■ **Aim of the task**: Images appear in the records below; leave them out and repeat everything else exactly.

■ **Dataset**:
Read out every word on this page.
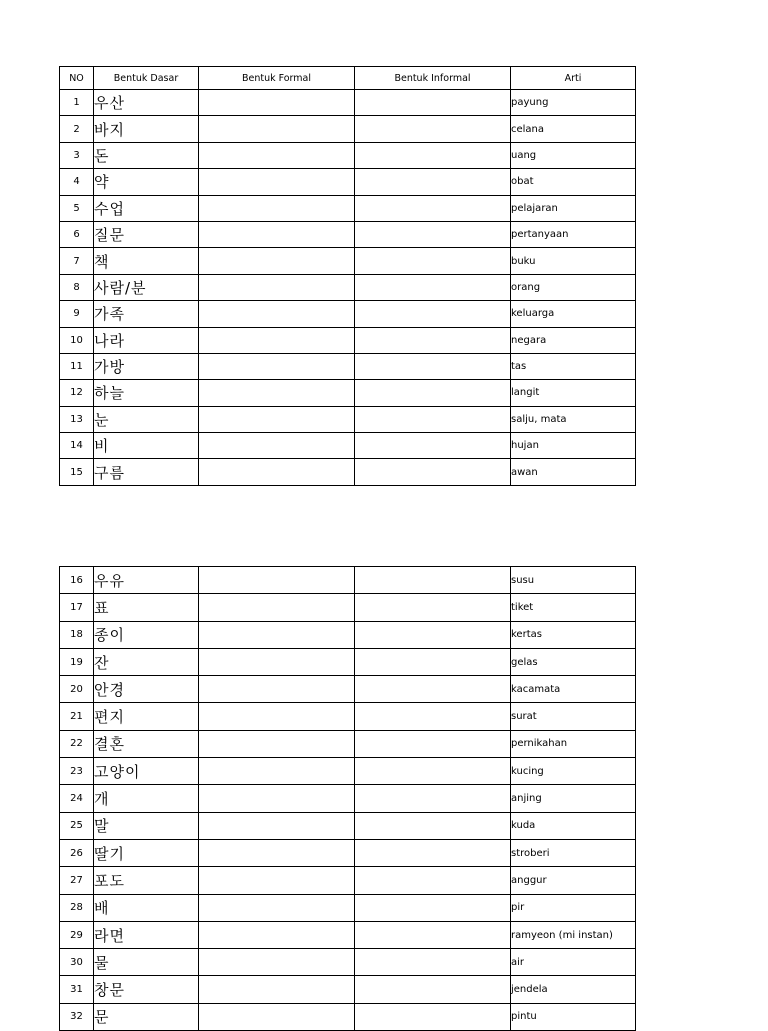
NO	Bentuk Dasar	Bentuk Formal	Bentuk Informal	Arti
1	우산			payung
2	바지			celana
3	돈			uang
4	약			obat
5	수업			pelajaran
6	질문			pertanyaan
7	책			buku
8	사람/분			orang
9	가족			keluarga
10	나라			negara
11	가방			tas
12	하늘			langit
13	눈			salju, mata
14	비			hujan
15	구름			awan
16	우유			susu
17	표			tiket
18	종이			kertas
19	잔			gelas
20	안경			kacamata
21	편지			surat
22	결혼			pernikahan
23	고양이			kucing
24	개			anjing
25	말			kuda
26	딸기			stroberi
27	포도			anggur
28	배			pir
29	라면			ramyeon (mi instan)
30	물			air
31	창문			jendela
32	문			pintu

■ **Exercise result**:
Read out every word on this page.
NO	Bentuk Dasar	Bentuk Formal	Bentuk Informal	Arti
1	우산			payung
2	바지			celana
3	돈			uang
4	약			obat
5	수업			pelajaran
6	질문			pertanyaan
7	책			buku
8	사람/분			orang
9	가족			keluarga
10	나라			negara
11	가방			tas
12	하늘			langit
13	눈			salju, mata
14	비			hujan
15	구름			awan
16	우유			susu
17	표			tiket
18	종이			kertas
19	잔			gelas
20	안경			kacamata
21	편지			surat
22	결혼			pernikahan
23	고양이			kucing
24	개			anjing
25	말			kuda
26	딸기			stroberi
27	포도			anggur
28	배			pir
29	라면			ramyeon (mi instan)
30	물			air
31	창문			jendela
32	문			pintu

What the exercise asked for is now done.